• [EXCERPTED RECORDS]:

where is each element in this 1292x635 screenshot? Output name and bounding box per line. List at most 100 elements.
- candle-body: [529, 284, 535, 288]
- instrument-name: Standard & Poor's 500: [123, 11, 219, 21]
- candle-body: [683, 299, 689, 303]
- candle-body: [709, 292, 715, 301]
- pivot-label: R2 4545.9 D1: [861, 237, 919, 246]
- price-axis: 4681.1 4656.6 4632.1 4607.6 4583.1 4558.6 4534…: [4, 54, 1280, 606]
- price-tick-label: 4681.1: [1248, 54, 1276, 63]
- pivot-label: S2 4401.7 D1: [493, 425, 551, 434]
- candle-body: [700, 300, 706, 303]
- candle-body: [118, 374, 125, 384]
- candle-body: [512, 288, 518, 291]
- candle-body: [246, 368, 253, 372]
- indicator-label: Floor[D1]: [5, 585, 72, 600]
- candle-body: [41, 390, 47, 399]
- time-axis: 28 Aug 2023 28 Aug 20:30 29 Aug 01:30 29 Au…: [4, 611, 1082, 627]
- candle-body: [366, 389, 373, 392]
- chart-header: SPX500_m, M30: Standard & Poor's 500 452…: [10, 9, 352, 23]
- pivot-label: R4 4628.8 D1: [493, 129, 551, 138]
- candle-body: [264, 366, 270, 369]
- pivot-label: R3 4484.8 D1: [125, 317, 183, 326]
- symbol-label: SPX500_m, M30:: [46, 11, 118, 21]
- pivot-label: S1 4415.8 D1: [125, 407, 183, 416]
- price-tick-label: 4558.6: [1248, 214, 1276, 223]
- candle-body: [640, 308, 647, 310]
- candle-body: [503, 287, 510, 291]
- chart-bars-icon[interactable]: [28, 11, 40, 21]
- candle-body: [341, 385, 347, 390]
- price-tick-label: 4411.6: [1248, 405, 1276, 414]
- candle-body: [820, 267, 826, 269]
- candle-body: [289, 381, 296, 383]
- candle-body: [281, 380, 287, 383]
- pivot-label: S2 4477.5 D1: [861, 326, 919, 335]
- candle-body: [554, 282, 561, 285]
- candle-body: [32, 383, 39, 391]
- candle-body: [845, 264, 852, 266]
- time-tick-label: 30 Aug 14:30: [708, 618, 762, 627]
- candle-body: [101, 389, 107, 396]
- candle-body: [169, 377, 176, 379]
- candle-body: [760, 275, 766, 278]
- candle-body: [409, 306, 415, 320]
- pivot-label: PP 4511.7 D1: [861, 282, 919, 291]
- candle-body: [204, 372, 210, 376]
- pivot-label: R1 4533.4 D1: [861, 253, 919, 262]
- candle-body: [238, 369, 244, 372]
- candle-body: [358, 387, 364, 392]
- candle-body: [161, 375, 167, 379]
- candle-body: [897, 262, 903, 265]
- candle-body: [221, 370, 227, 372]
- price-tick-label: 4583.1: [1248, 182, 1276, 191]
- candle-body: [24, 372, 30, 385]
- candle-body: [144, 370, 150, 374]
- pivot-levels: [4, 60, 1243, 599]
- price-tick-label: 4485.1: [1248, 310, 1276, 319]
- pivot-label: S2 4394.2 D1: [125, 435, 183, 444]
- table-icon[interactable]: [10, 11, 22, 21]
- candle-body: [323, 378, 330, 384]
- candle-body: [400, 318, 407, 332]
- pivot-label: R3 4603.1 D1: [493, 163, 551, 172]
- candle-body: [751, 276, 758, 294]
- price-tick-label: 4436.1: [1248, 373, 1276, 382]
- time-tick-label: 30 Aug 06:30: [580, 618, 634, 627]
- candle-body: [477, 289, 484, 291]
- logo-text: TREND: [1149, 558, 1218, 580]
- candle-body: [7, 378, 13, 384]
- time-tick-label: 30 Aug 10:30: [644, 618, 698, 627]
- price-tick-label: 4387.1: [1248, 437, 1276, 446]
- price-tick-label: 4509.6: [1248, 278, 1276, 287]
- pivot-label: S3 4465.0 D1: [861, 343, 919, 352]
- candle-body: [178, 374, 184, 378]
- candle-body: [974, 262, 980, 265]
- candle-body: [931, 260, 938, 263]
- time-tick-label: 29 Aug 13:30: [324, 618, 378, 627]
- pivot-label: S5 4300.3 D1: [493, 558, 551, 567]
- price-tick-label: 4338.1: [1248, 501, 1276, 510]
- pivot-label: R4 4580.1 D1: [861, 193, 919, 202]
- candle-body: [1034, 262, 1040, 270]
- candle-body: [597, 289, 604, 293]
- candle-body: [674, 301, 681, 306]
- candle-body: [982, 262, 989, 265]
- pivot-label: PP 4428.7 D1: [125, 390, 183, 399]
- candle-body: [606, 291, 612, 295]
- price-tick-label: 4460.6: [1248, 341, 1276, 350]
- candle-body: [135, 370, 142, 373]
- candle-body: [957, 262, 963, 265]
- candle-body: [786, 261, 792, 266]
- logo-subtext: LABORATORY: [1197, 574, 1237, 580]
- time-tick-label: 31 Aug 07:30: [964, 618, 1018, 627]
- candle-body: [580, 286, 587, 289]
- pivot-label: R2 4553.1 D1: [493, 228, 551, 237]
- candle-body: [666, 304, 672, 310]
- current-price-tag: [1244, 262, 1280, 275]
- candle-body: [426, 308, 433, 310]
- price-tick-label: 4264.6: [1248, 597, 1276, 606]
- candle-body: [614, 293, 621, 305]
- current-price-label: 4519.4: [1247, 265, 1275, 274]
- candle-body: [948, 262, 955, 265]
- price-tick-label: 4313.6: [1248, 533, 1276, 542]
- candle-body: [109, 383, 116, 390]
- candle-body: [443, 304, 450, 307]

• [TASK TO CARRY OUT]: Swap every "pivot-label" for "pivot-level-label" in all the entries above. Reproduce them with nothing else changed.

• [ANSWER FOR THIS EXERCISE]:
where is each element in this 1292x635 screenshot? Output name and bounding box per line. List at most 100 elements.
- candle-body: [529, 284, 535, 288]
- instrument-name: Standard & Poor's 500: [123, 11, 219, 21]
- candle-body: [683, 299, 689, 303]
- candle-body: [709, 292, 715, 301]
- pivot-level-label: R2 4545.9 D1: [861, 237, 919, 246]
- price-axis: 4681.1 4656.6 4632.1 4607.6 4583.1 4558.6 4534…: [4, 54, 1280, 606]
- price-tick-label: 4681.1: [1248, 54, 1276, 63]
- pivot-level-label: S2 4401.7 D1: [493, 425, 551, 434]
- candle-body: [700, 300, 706, 303]
- candle-body: [118, 374, 125, 384]
- candle-body: [512, 288, 518, 291]
- candle-body: [246, 368, 253, 372]
- indicator-label: Floor[D1]: [5, 585, 72, 600]
- candle-body: [41, 390, 47, 399]
- time-axis: 28 Aug 2023 28 Aug 20:30 29 Aug 01:30 29 Au…: [4, 611, 1082, 627]
- candle-body: [366, 389, 373, 392]
- chart-header: SPX500_m, M30: Standard & Poor's 500 452…: [10, 9, 352, 23]
- pivot-level-label: R4 4628.8 D1: [493, 129, 551, 138]
- candle-body: [264, 366, 270, 369]
- pivot-level-label: R3 4484.8 D1: [125, 317, 183, 326]
- symbol-label: SPX500_m, M30:: [46, 11, 118, 21]
- pivot-level-label: S1 4415.8 D1: [125, 407, 183, 416]
- price-tick-label: 4558.6: [1248, 214, 1276, 223]
- candle-body: [640, 308, 647, 310]
- candle-body: [503, 287, 510, 291]
- chart-bars-icon[interactable]: [28, 11, 40, 21]
- candle-body: [341, 385, 347, 390]
- price-tick-label: 4411.6: [1248, 405, 1276, 414]
- candle-body: [820, 267, 826, 269]
- candle-body: [289, 381, 296, 383]
- candle-body: [281, 380, 287, 383]
- pivot-level-label: S2 4477.5 D1: [861, 326, 919, 335]
- candle-body: [554, 282, 561, 285]
- candle-body: [32, 383, 39, 391]
- candle-body: [845, 264, 852, 266]
- time-tick-label: 30 Aug 14:30: [708, 618, 762, 627]
- candle-body: [101, 389, 107, 396]
- candle-body: [169, 377, 176, 379]
- candle-body: [760, 275, 766, 278]
- candle-body: [409, 306, 415, 320]
- pivot-level-label: PP 4511.7 D1: [861, 282, 919, 291]
- candle-body: [204, 372, 210, 376]
- pivot-level-label: R1 4533.4 D1: [861, 253, 919, 262]
- candle-body: [238, 369, 244, 372]
- candle-body: [358, 387, 364, 392]
- candle-body: [161, 375, 167, 379]
- candle-body: [897, 262, 903, 265]
- candle-body: [221, 370, 227, 372]
- price-tick-label: 4583.1: [1248, 182, 1276, 191]
- candle-body: [24, 372, 30, 385]
- candle-body: [144, 370, 150, 374]
- pivot-levels: [4, 60, 1243, 599]
- price-tick-label: 4485.1: [1248, 310, 1276, 319]
- pivot-level-label: S2 4394.2 D1: [125, 435, 183, 444]
- table-icon[interactable]: [10, 11, 22, 21]
- candle-body: [323, 378, 330, 384]
- candle-body: [400, 318, 407, 332]
- pivot-level-label: R3 4603.1 D1: [493, 163, 551, 172]
- candle-body: [751, 276, 758, 294]
- price-tick-label: 4436.1: [1248, 373, 1276, 382]
- time-tick-label: 30 Aug 06:30: [580, 618, 634, 627]
- candle-body: [477, 289, 484, 291]
- logo-text: TREND: [1149, 558, 1218, 580]
- candle-body: [7, 378, 13, 384]
- time-tick-label: 30 Aug 10:30: [644, 618, 698, 627]
- price-tick-label: 4387.1: [1248, 437, 1276, 446]
- price-tick-label: 4509.6: [1248, 278, 1276, 287]
- pivot-level-label: S3 4465.0 D1: [861, 343, 919, 352]
- candle-body: [178, 374, 184, 378]
- candle-body: [974, 262, 980, 265]
- candle-body: [931, 260, 938, 263]
- time-tick-label: 29 Aug 13:30: [324, 618, 378, 627]
- pivot-level-label: S5 4300.3 D1: [493, 558, 551, 567]
- price-tick-label: 4338.1: [1248, 501, 1276, 510]
- pivot-level-label: R4 4580.1 D1: [861, 193, 919, 202]
- candle-body: [1034, 262, 1040, 270]
- candle-body: [597, 289, 604, 293]
- candle-body: [674, 301, 681, 306]
- candle-body: [982, 262, 989, 265]
- pivot-level-label: PP 4428.7 D1: [125, 390, 183, 399]
- candle-body: [606, 291, 612, 295]
- price-tick-label: 4460.6: [1248, 341, 1276, 350]
- candle-body: [135, 370, 142, 373]
- candle-body: [957, 262, 963, 265]
- candle-body: [786, 261, 792, 266]
- logo-subtext: LABORATORY: [1197, 574, 1237, 580]
- time-tick-label: 31 Aug 07:30: [964, 618, 1018, 627]
- candle-body: [580, 286, 587, 289]
- pivot-level-label: R2 4553.1 D1: [493, 228, 551, 237]
- candle-body: [666, 304, 672, 310]
- current-price-tag: [1244, 262, 1280, 275]
- candle-body: [426, 308, 433, 310]
- price-tick-label: 4264.6: [1248, 597, 1276, 606]
- candle-body: [614, 293, 621, 305]
- current-price-label: 4519.4: [1247, 265, 1275, 274]
- candle-body: [948, 262, 955, 265]
- price-tick-label: 4313.6: [1248, 533, 1276, 542]
- candle-body: [109, 383, 116, 390]
- candle-body: [443, 304, 450, 307]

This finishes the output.